GIVEN PROBLEM:
Every entry must be given again exactly.

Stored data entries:

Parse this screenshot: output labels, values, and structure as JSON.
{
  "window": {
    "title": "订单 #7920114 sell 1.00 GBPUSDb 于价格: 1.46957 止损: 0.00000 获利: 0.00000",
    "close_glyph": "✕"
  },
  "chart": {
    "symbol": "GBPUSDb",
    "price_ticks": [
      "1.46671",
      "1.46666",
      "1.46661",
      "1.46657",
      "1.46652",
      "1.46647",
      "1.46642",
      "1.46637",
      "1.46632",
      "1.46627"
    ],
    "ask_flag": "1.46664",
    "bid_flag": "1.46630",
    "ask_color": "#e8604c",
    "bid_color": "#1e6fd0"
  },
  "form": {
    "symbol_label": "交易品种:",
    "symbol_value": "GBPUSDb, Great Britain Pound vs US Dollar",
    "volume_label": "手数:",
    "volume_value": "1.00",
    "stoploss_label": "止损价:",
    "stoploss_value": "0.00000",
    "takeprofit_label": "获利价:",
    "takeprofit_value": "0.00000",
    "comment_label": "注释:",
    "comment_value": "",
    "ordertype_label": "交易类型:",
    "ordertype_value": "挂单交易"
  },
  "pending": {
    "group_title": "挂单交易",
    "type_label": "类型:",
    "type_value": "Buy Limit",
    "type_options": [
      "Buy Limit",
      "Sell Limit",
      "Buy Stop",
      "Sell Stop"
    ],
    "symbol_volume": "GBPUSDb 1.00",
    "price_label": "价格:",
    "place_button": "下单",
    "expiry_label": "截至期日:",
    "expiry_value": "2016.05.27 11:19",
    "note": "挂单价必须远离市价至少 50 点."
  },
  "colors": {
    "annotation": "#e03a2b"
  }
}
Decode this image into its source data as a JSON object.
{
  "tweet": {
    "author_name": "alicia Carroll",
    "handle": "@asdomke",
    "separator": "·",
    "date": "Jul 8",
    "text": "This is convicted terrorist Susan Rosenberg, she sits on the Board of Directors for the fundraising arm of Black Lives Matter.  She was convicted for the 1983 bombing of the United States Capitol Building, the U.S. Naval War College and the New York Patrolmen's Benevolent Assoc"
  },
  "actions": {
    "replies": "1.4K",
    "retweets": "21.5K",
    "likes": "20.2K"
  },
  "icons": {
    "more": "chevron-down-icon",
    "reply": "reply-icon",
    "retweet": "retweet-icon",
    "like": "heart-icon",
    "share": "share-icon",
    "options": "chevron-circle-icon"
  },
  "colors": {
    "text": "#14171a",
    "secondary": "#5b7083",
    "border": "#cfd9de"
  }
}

SOLUTION FOR THIS TASK:
Parse this screenshot: output labels, values, and structure as JSON.
{
  "window": {
    "title": "订单 #7920114 sell 1.00 GBPUSDb 于价格: 1.46957 止损: 0.00000 获利: 0.00000",
    "close_glyph": "✕"
  },
  "chart": {
    "symbol": "GBPUSDb",
    "price_ticks": [
      "1.46671",
      "1.46666",
      "1.46661",
      "1.46657",
      "1.46652",
      "1.46647",
      "1.46642",
      "1.46637",
      "1.46632",
      "1.46627"
    ],
    "ask_flag": "1.46664",
    "bid_flag": "1.46630",
    "ask_color": "#e8604c",
    "bid_color": "#1e6fd0"
  },
  "form": {
    "symbol_label": "交易品种:",
    "symbol_value": "GBPUSDb, Great Britain Pound vs US Dollar",
    "volume_label": "手数:",
    "volume_value": "1.00",
    "stoploss_label": "止损价:",
    "stoploss_value": "0.00000",
    "takeprofit_label": "获利价:",
    "takeprofit_value": "0.00000",
    "comment_label": "注释:",
    "comment_value": "",
    "ordertype_label": "交易类型:",
    "ordertype_value": "挂单交易"
  },
  "pending": {
    "group_title": "挂单交易",
    "type_label": "类型:",
    "type_value": "Buy Limit",
    "type_options": [
      "Buy Limit",
      "Sell Limit",
      "Buy Stop",
      "Sell Stop"
    ],
    "symbol_volume": "GBPUSDb 1.00",
    "price_label": "价格:",
    "place_button": "下单",
    "expiry_label": "截至期日:",
    "expiry_value": "2016.05.27 11:19",
    "note": "挂单价必须远离市价至少 50 点."
  },
  "colors": {
    "annotation": "#e03a2b"
  }
}
Decode this image into its source data as a JSON object.
{
  "tweet": {
    "author_name": "alicia Carroll",
    "handle": "@asdomke",
    "separator": "·",
    "date": "Jul 8",
    "text": "This is convicted terrorist Susan Rosenberg, she sits on the Board of Directors for the fundraising arm of Black Lives Matter.  She was convicted for the 1983 bombing of the United States Capitol Building, the U.S. Naval War College and the New York Patrolmen's Benevolent Assoc"
  },
  "actions": {
    "replies": "1.4K",
    "retweets": "21.5K",
    "likes": "20.2K"
  },
  "icons": {
    "more": "chevron-down-icon",
    "reply": "reply-icon",
    "retweet": "retweet-icon",
    "like": "heart-icon",
    "share": "share-icon",
    "options": "chevron-circle-icon"
  },
  "colors": {
    "text": "#14171a",
    "secondary": "#5b7083",
    "border": "#cfd9de"
  }
}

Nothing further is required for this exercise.